The exercise: Each record must be reproduced exactly as it is shown.
════
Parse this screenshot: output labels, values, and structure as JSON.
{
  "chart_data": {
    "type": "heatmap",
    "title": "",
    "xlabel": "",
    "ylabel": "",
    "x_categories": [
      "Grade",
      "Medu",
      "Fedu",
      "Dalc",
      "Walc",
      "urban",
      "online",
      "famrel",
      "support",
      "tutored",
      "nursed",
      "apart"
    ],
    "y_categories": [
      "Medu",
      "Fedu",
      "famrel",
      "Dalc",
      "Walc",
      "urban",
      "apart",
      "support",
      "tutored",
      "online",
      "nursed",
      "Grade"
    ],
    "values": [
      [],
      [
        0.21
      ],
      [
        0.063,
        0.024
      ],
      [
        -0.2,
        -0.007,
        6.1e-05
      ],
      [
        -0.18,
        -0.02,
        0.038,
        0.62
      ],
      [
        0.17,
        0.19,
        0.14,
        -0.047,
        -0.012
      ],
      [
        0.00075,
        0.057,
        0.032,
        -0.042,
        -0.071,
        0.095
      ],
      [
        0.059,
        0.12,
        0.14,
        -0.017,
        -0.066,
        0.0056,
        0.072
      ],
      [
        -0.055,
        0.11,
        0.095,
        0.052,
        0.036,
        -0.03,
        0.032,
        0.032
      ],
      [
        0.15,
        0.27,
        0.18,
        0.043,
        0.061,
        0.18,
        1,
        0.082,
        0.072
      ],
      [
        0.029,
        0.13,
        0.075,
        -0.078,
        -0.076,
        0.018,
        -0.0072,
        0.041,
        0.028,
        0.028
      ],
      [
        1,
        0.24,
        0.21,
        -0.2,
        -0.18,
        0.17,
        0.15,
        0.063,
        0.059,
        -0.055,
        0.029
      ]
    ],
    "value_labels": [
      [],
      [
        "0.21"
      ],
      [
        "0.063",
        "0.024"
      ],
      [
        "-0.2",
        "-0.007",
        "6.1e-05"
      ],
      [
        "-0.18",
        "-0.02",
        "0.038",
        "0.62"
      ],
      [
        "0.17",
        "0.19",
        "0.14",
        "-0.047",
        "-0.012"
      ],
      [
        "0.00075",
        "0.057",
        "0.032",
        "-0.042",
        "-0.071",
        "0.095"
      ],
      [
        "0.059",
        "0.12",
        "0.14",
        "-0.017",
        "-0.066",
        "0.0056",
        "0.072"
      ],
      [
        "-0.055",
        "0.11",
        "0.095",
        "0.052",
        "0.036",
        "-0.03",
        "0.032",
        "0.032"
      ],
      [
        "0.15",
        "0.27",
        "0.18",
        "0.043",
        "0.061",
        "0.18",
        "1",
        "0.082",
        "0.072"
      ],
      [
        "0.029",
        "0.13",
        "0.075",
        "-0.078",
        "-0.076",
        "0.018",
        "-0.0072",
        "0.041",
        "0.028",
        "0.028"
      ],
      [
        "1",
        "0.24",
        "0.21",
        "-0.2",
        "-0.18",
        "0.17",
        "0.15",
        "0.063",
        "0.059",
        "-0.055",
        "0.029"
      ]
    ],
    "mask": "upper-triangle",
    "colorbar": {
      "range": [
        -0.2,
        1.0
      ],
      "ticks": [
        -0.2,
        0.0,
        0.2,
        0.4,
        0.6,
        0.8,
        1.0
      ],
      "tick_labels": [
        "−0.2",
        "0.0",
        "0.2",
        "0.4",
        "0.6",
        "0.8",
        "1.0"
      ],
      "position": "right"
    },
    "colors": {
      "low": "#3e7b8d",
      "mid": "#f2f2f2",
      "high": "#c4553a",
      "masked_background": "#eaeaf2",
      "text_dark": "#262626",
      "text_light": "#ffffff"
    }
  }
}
════
Exercise result:
Parse this screenshot: output labels, values, and structure as JSON.
{
  "chart_data": {
    "type": "heatmap",
    "title": "",
    "xlabel": "",
    "ylabel": "",
    "x_categories": [
      "Grade",
      "Medu",
      "Fedu",
      "Dalc",
      "Walc",
      "urban",
      "online",
      "famrel",
      "support",
      "tutored",
      "nursed",
      "apart"
    ],
    "y_categories": [
      "Medu",
      "Fedu",
      "famrel",
      "Dalc",
      "Walc",
      "urban",
      "apart",
      "support",
      "tutored",
      "online",
      "nursed",
      "Grade"
    ],
    "values": [
      [],
      [
        0.21
      ],
      [
        0.063,
        0.024
      ],
      [
        -0.2,
        -0.007,
        6.1e-05
      ],
      [
        -0.18,
        -0.02,
        0.038,
        0.62
      ],
      [
        0.17,
        0.19,
        0.14,
        -0.047,
        -0.012
      ],
      [
        0.00075,
        0.057,
        0.032,
        -0.042,
        -0.071,
        0.095
      ],
      [
        0.059,
        0.12,
        0.14,
        -0.017,
        -0.066,
        0.0056,
        0.072
      ],
      [
        -0.055,
        0.11,
        0.095,
        0.052,
        0.036,
        -0.03,
        0.032,
        0.032
      ],
      [
        0.15,
        0.27,
        0.18,
        0.043,
        0.061,
        0.18,
        1,
        0.082,
        0.072
      ],
      [
        0.029,
        0.13,
        0.075,
        -0.078,
        -0.076,
        0.018,
        -0.0072,
        0.041,
        0.028,
        0.028
      ],
      [
        1,
        0.24,
        0.21,
        -0.2,
        -0.18,
        0.17,
        0.15,
        0.063,
        0.059,
        -0.055,
        0.029
      ]
    ],
    "value_labels": [
      [],
      [
        "0.21"
      ],
      [
        "0.063",
        "0.024"
      ],
      [
        "-0.2",
        "-0.007",
        "6.1e-05"
      ],
      [
        "-0.18",
        "-0.02",
        "0.038",
        "0.62"
      ],
      [
        "0.17",
        "0.19",
        "0.14",
        "-0.047",
        "-0.012"
      ],
      [
        "0.00075",
        "0.057",
        "0.032",
        "-0.042",
        "-0.071",
        "0.095"
      ],
      [
        "0.059",
        "0.12",
        "0.14",
        "-0.017",
        "-0.066",
        "0.0056",
        "0.072"
      ],
      [
        "-0.055",
        "0.11",
        "0.095",
        "0.052",
        "0.036",
        "-0.03",
        "0.032",
        "0.032"
      ],
      [
        "0.15",
        "0.27",
        "0.18",
        "0.043",
        "0.061",
        "0.18",
        "1",
        "0.082",
        "0.072"
      ],
      [
        "0.029",
        "0.13",
        "0.075",
        "-0.078",
        "-0.076",
        "0.018",
        "-0.0072",
        "0.041",
        "0.028",
        "0.028"
      ],
      [
        "1",
        "0.24",
        "0.21",
        "-0.2",
        "-0.18",
        "0.17",
        "0.15",
        "0.063",
        "0.059",
        "-0.055",
        "0.029"
      ]
    ],
    "mask": "upper-triangle",
    "colorbar": {
      "range": [
        -0.2,
        1.0
      ],
      "ticks": [
        -0.2,
        0.0,
        0.2,
        0.4,
        0.6,
        0.8,
        1.0
      ],
      "tick_labels": [
        "−0.2",
        "0.0",
        "0.2",
        "0.4",
        "0.6",
        "0.8",
        "1.0"
      ],
      "position": "right"
    },
    "colors": {
      "low": "#3e7b8d",
      "mid": "#f2f2f2",
      "high": "#c4553a",
      "masked_background": "#eaeaf2",
      "text_dark": "#262626",
      "text_light": "#ffffff"
    }
  }
}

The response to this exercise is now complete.